Requirement
Scan the material that follows. Copy every line containing the word "clock".

+-------+

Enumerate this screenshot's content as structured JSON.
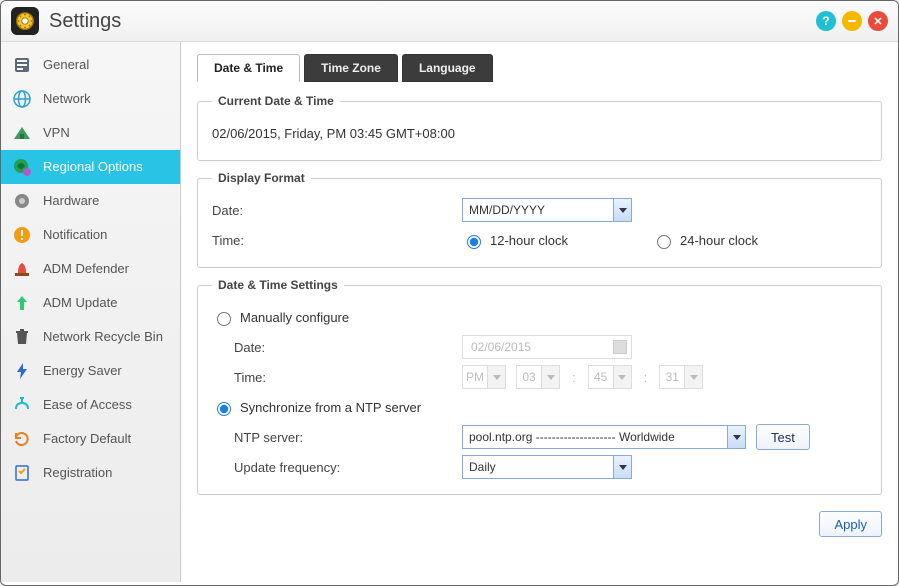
{
  "window": {
    "title": "Settings"
  },
  "titlebar": {
    "help_icon_glyph": "?"
  },
  "sidebar": {
    "items": [
      {
        "id": "general",
        "label": "General",
        "icon_color": "#5a6a7a"
      },
      {
        "id": "network",
        "label": "Network",
        "icon_color": "#2aa0d8"
      },
      {
        "id": "vpn",
        "label": "VPN",
        "icon_color": "#3a9a60"
      },
      {
        "id": "regional",
        "label": "Regional Options",
        "icon_color": "#20a050",
        "selected": true
      },
      {
        "id": "hardware",
        "label": "Hardware",
        "icon_color": "#7a7a7a"
      },
      {
        "id": "notification",
        "label": "Notification",
        "icon_color": "#f39c12"
      },
      {
        "id": "admdefender",
        "label": "ADM Defender",
        "icon_color": "#e74c3c"
      },
      {
        "id": "admupdate",
        "label": "ADM Update",
        "icon_color": "#2ecc71"
      },
      {
        "id": "recyclebin",
        "label": "Network Recycle Bin",
        "icon_color": "#555"
      },
      {
        "id": "energy",
        "label": "Energy Saver",
        "icon_color": "#2d6bd0"
      },
      {
        "id": "ease",
        "label": "Ease of Access",
        "icon_color": "#1fb9d1"
      },
      {
        "id": "factory",
        "label": "Factory Default",
        "icon_color": "#e67e22"
      },
      {
        "id": "registration",
        "label": "Registration",
        "icon_color": "#f39c12"
      }
    ]
  },
  "tabs": [
    {
      "id": "datetime",
      "label": "Date & Time",
      "active": true
    },
    {
      "id": "timezone",
      "label": "Time Zone"
    },
    {
      "id": "language",
      "label": "Language"
    }
  ],
  "current": {
    "legend": "Current Date & Time",
    "value": "02/06/2015, Friday, PM 03:45 GMT+08:00"
  },
  "display_format": {
    "legend": "Display Format",
    "date_label": "Date:",
    "date_value": "MM/DD/YYYY",
    "time_label": "Time:",
    "option_12h": "12-hour clock",
    "option_24h": "24-hour clock",
    "selected": "12h"
  },
  "settings": {
    "legend": "Date & Time Settings",
    "manual_label": "Manually configure",
    "ntp_label": "Synchronize from a NTP server",
    "selected_mode": "ntp",
    "manual_date_label": "Date:",
    "manual_date_value": "02/06/2015",
    "manual_time_label": "Time:",
    "manual_time": {
      "ampm": "PM",
      "hour": "03",
      "minute": "45",
      "second": "31"
    },
    "ntp_server_label": "NTP server:",
    "ntp_server_value": "pool.ntp.org -------------------- Worldwide",
    "test_label": "Test",
    "freq_label": "Update frequency:",
    "freq_value": "Daily"
  },
  "footer": {
    "apply": "Apply"
  }
}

+-------+

Solution below
    "option_12h": "12-hour clock",
    "option_24h": "24-hour clock",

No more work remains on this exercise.